--- BEGIN PAGE TEXT ---

80 20150321 Chaucer's Spring


Thursday, March 19, 2015

Blue Eyes and Bitterness

   The night that Mike and I sat at Biba's talking about the song “Behind Blue Eyes” - I realized that the song not only takes me to freshman year of college and the desk with the words of the title carved into the desktop, but that it then takes me to another memory. A more uncomfortable memory.
     It was a few years after college. I was working at a lab on Main Street in Buffalo, almost downtown. And I was living in an apartment in Buffalo, near the border of Cheektowaga. I took public transportation to and from work every day. The Number 12 bus. The Number 12 route began on Main Street and wound its way through east Buffalo to the edge of the city and then to the suburb of Cheektowaga. One day I was on the bus heading for home when an elderly man got on the Number 12. He paid his fare, so I guess he was lucid enough to some extent, but he was talking to himself, and at times he was even raving. The bus was crowded, but we gave him some space, as best we could. After a while, the crowd thinned out, and people moved further and further away from the old man who continued to talk to himself. And finally he was sitting all alone in the front of the bus in one of those seats that faces the aisle. I was then the closest one to him, in a seat a few rows away that faces the front of the bus. The bus was empty enough at this point for me to make out the words that the man was saying.
     He stared out the window across from him to the people on the city sidewalk outside, and he said, “All the white people gonna die!”
     And a chill when through my body.
     A mother and her child got on the bus. The old man's eyes followed the little boy as the two walked past him in the aisle. They took seats far behind me, and the man said, “All the blue-eyed babies gonna die!”
     And then his eyes locked onto mine, and he said, “All the blue-eyed white folk gonna die.”

--- END PAGE TEXT ---
--- BEGIN INFORMATION SUPPLIED ---

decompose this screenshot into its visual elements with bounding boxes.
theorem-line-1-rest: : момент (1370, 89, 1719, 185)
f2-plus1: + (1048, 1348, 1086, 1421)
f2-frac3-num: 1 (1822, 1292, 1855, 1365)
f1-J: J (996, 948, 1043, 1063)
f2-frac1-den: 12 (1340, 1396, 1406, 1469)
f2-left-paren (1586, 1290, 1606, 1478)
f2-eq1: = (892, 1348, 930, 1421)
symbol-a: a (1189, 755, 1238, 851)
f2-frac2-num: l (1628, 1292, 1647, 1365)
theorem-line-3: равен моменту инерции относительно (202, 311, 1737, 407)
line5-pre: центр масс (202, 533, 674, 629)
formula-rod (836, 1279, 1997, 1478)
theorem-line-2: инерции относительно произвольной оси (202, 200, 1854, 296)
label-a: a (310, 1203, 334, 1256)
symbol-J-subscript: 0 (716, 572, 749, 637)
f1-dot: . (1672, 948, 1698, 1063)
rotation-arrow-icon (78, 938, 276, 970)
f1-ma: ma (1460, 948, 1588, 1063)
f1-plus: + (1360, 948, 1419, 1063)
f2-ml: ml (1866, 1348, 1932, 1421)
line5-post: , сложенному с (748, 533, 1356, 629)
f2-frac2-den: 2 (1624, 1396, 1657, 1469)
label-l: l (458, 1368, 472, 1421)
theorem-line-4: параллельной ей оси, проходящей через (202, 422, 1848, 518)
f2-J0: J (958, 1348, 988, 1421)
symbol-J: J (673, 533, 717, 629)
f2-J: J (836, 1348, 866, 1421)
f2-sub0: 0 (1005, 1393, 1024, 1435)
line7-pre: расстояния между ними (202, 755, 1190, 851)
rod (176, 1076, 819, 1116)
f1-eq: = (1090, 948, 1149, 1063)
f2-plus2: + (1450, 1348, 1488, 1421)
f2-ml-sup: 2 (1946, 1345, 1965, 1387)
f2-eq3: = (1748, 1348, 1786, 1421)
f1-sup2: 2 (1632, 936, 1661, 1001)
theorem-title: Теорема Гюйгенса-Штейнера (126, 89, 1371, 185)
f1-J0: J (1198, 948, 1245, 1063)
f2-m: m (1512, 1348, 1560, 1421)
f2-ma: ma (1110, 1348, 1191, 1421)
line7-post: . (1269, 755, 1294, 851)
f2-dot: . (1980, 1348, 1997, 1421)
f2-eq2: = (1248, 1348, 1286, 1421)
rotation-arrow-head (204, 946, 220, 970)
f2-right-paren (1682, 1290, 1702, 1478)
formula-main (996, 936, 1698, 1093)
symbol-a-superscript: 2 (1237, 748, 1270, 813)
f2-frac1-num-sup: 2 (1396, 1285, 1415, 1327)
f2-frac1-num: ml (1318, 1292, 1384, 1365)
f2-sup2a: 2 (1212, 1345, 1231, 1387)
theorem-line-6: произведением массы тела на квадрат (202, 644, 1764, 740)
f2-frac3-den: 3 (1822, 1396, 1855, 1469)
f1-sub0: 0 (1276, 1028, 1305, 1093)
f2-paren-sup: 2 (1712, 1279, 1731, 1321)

--- END INFORMATION SUPPLIED ---

*REQUESTS*
- 1) Print the part of the Blue Eyes and Bitterness post from "80 20150321 Chaucer's" up to and including "more uncomfortable memory.".
- 2) Decide whether each statement agrees with the Blue Eyes and Bitterness post, answering yes or no and quoting the words that settle it: (a) The narrator rode the Number 12 bus to and from work. (b) The narrator's lab was in Cheektowaga. (c) The mother and her child sat in front of the narrator.
You won't need this material.

*SOLUTIONS TO EACH TASK*
- 1)
80 20150321 Chaucer's Spring


Thursday, March 19, 2015

Blue Eyes and Bitterness

   The night that Mike and I sat at Biba's talking about the song “Behind Blue Eyes” - I realized that the song not only takes me to freshman year of college and the desk with the words of the title carved into the desktop, but that it then takes me to another memory. A more uncomfortable memory.

- 2)
(a) Yes: "I took public transportation to and from work every day. The Number 12 bus."
(b) No: "I was working at a lab on Main Street in Buffalo, almost downtown."
(c) No: "They took seats far behind me"